PROBLEM:
In the listing that follows, count every line with the word "JSON" in it and write only the total.
:::::
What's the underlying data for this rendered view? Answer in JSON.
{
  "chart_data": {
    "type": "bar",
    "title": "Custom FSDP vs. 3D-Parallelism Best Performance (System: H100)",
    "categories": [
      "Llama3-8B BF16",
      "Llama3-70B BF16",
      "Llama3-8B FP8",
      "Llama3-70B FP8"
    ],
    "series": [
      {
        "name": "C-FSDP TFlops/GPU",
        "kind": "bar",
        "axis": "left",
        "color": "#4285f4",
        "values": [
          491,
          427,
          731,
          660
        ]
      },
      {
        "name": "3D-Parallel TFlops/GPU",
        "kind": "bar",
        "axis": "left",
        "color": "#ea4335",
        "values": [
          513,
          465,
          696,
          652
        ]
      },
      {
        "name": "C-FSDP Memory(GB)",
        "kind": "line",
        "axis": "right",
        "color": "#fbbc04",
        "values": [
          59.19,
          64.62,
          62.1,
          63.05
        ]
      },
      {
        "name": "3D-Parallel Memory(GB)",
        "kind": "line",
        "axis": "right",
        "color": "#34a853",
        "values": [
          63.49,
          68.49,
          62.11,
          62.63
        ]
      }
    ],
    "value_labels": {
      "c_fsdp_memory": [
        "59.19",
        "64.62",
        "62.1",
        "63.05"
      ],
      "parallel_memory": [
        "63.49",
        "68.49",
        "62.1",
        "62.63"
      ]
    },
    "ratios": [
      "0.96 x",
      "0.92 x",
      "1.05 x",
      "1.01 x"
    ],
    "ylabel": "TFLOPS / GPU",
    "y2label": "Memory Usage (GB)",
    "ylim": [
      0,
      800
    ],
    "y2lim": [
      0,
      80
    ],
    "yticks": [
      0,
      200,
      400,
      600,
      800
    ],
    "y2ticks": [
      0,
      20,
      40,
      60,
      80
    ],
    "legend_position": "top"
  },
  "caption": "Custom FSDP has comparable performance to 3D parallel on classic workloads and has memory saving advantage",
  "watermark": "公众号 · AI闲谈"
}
:::::
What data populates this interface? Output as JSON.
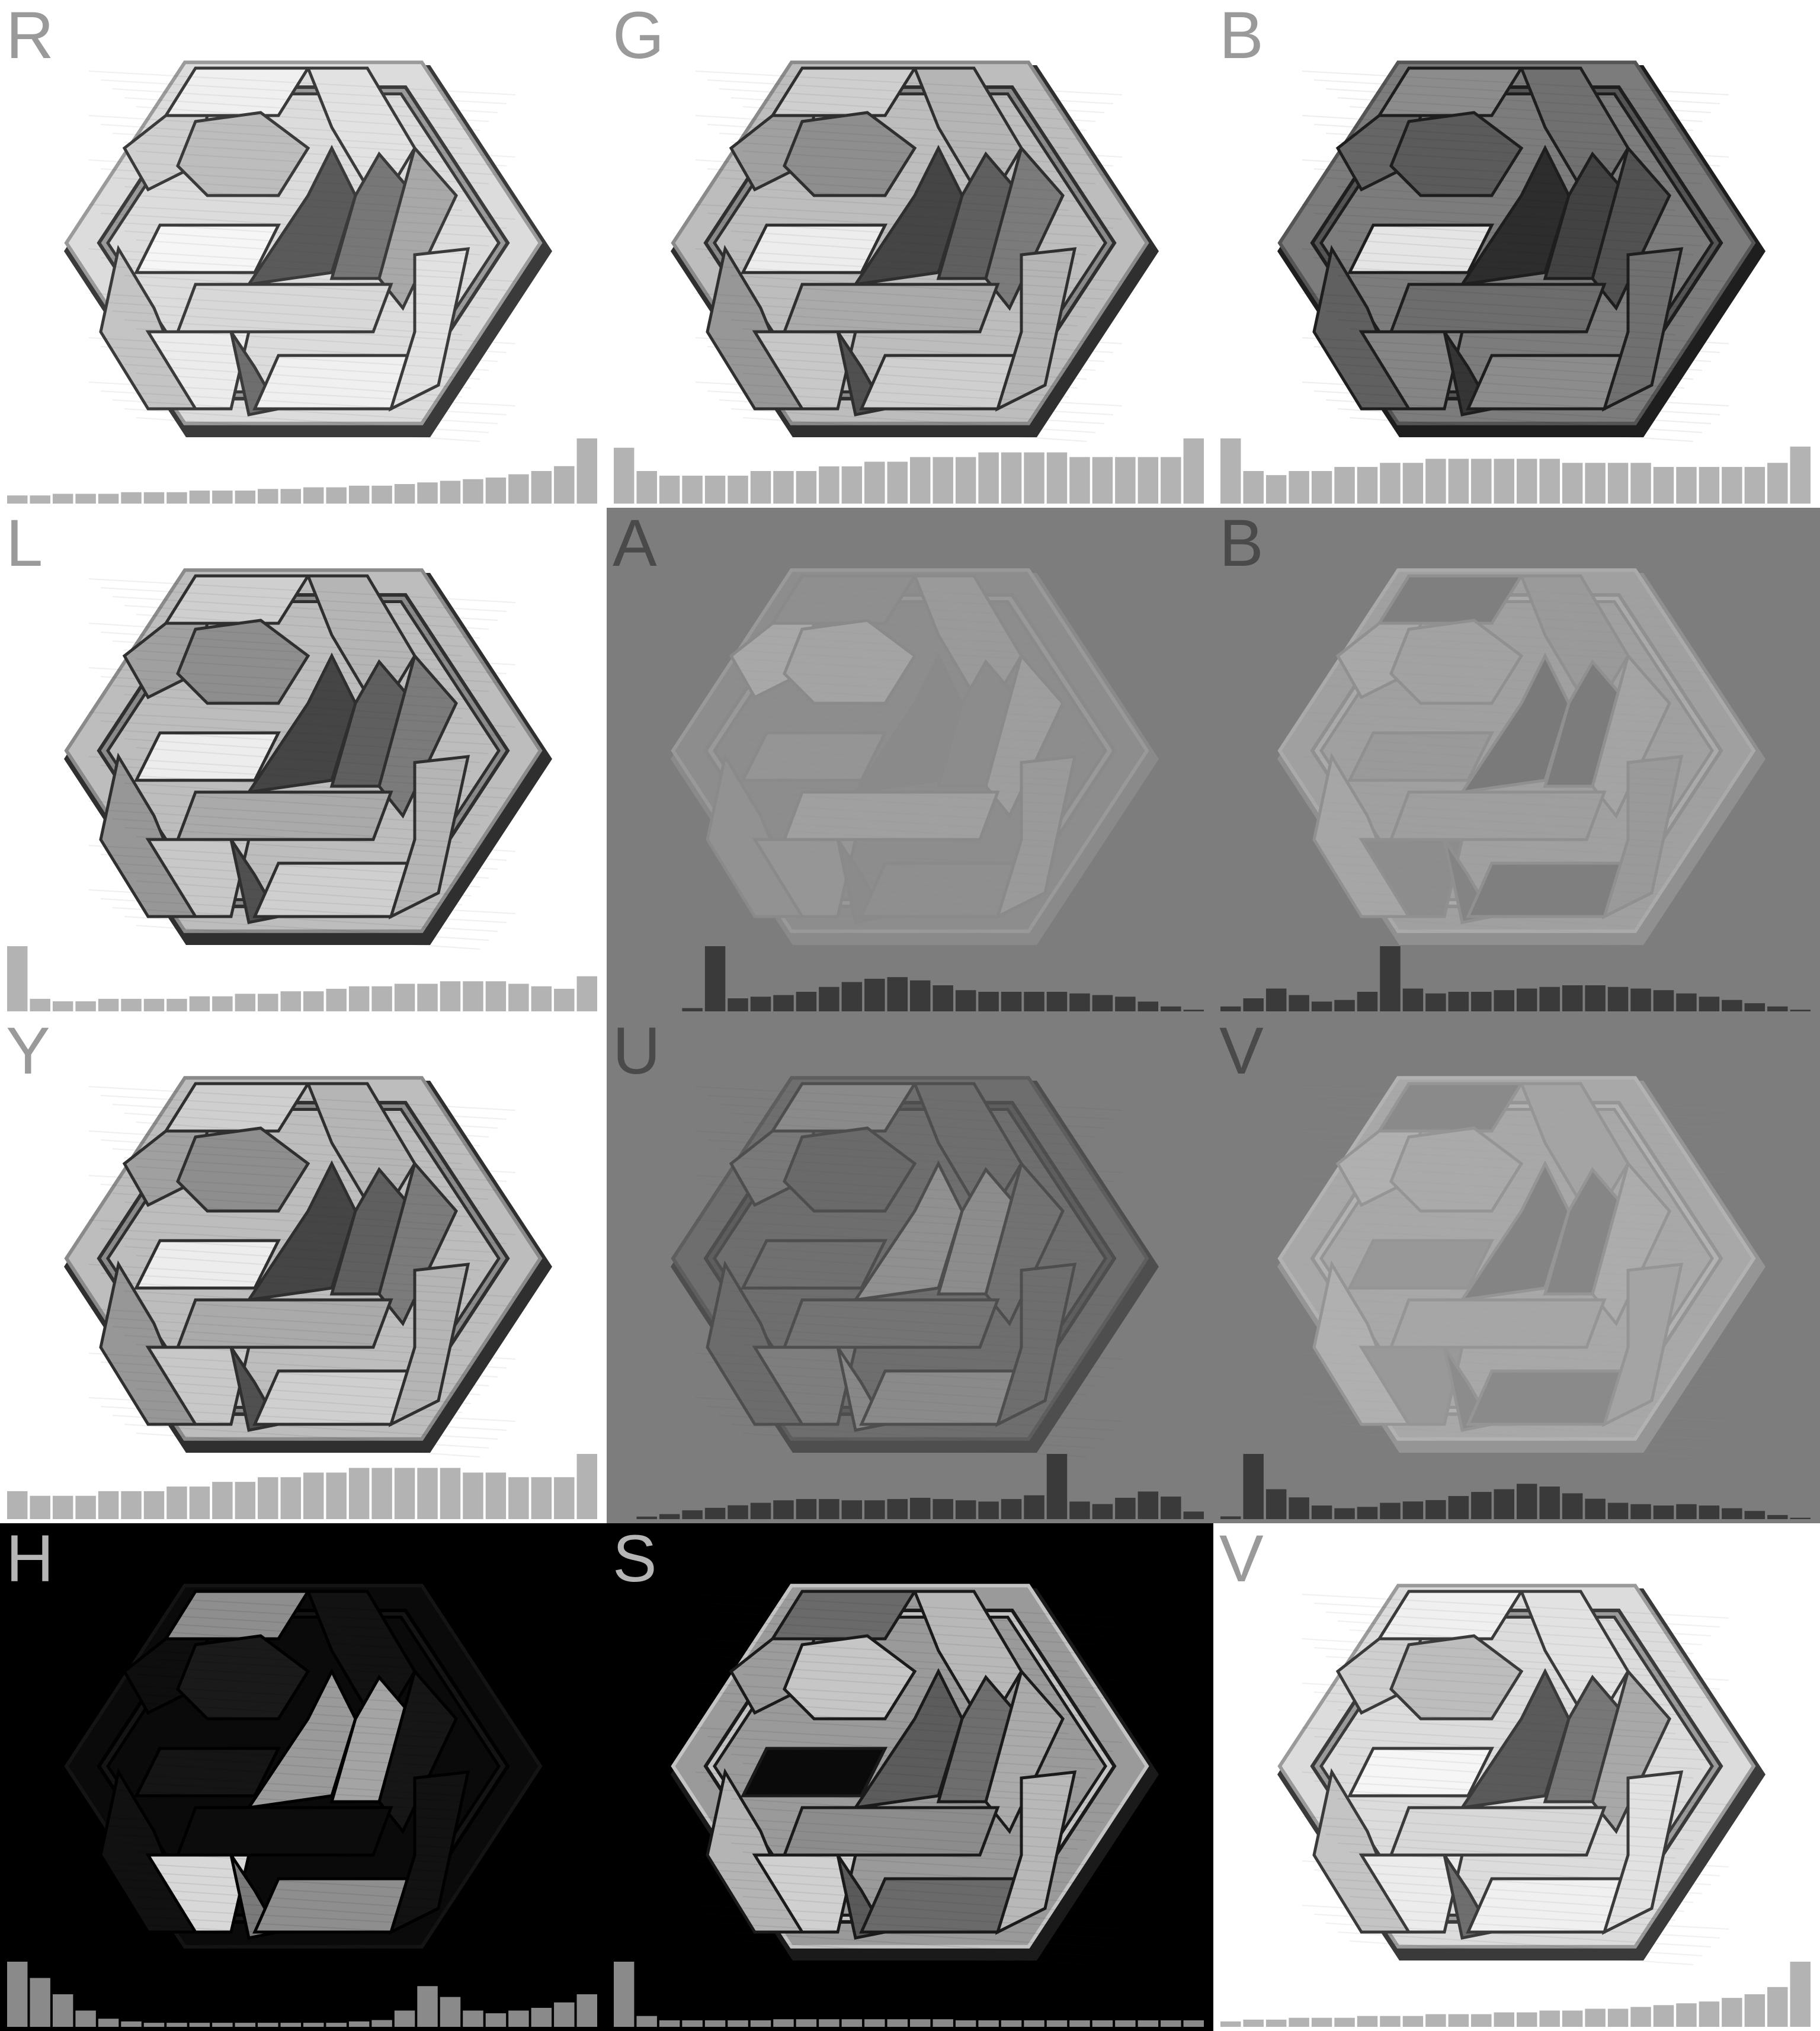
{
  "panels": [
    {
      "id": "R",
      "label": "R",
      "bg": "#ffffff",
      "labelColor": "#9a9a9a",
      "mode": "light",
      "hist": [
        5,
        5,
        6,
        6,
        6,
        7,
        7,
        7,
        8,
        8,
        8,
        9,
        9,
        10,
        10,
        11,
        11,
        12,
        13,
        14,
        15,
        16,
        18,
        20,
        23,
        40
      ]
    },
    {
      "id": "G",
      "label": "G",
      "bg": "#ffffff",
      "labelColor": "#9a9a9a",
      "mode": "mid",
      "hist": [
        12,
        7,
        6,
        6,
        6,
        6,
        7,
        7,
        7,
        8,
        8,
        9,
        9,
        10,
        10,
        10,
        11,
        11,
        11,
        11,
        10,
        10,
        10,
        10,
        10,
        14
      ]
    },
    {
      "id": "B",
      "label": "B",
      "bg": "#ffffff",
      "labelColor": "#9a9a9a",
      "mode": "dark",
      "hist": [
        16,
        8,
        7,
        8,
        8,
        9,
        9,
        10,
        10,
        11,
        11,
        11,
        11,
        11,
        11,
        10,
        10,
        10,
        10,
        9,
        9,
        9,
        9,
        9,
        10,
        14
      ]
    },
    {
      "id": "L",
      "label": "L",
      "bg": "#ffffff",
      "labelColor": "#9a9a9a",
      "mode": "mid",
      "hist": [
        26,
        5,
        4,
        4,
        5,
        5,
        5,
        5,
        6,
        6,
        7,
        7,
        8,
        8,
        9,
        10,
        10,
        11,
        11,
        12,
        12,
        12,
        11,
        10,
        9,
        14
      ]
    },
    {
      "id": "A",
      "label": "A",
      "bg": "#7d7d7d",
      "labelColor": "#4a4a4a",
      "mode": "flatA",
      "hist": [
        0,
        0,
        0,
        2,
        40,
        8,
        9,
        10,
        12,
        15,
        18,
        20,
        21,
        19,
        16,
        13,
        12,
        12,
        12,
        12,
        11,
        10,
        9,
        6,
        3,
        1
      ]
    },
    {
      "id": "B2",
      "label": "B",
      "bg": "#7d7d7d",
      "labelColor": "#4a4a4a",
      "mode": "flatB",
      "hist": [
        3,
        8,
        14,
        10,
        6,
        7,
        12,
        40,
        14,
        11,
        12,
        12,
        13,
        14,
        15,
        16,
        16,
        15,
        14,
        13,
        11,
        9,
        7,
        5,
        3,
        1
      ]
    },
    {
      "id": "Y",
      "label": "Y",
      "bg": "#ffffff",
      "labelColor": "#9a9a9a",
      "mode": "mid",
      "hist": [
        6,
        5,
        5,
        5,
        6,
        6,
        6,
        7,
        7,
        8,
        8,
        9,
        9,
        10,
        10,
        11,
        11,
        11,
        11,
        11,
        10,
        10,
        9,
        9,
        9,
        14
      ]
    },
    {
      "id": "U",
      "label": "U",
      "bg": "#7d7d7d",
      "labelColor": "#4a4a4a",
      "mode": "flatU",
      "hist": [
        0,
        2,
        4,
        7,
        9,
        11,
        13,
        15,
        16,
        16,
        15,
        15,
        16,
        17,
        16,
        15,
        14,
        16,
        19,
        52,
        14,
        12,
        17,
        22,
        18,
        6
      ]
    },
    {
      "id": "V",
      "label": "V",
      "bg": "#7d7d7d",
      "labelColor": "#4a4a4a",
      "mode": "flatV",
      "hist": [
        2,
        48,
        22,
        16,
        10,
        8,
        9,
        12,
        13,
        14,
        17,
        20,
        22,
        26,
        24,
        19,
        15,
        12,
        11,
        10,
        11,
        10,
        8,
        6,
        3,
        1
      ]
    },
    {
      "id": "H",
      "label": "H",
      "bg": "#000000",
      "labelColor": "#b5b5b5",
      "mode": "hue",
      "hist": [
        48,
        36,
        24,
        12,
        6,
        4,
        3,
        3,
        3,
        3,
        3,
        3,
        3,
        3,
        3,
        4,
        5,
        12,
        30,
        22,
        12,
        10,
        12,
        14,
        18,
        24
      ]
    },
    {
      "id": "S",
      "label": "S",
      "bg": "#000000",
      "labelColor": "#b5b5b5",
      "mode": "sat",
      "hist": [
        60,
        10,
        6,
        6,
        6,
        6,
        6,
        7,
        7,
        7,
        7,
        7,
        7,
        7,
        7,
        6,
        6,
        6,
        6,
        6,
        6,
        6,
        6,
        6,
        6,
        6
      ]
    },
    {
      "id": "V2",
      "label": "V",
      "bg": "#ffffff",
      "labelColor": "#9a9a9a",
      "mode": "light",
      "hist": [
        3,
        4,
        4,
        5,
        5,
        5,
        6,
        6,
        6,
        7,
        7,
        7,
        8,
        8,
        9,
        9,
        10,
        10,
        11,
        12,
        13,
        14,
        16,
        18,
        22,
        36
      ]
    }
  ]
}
:::::
TASK RESULT:
2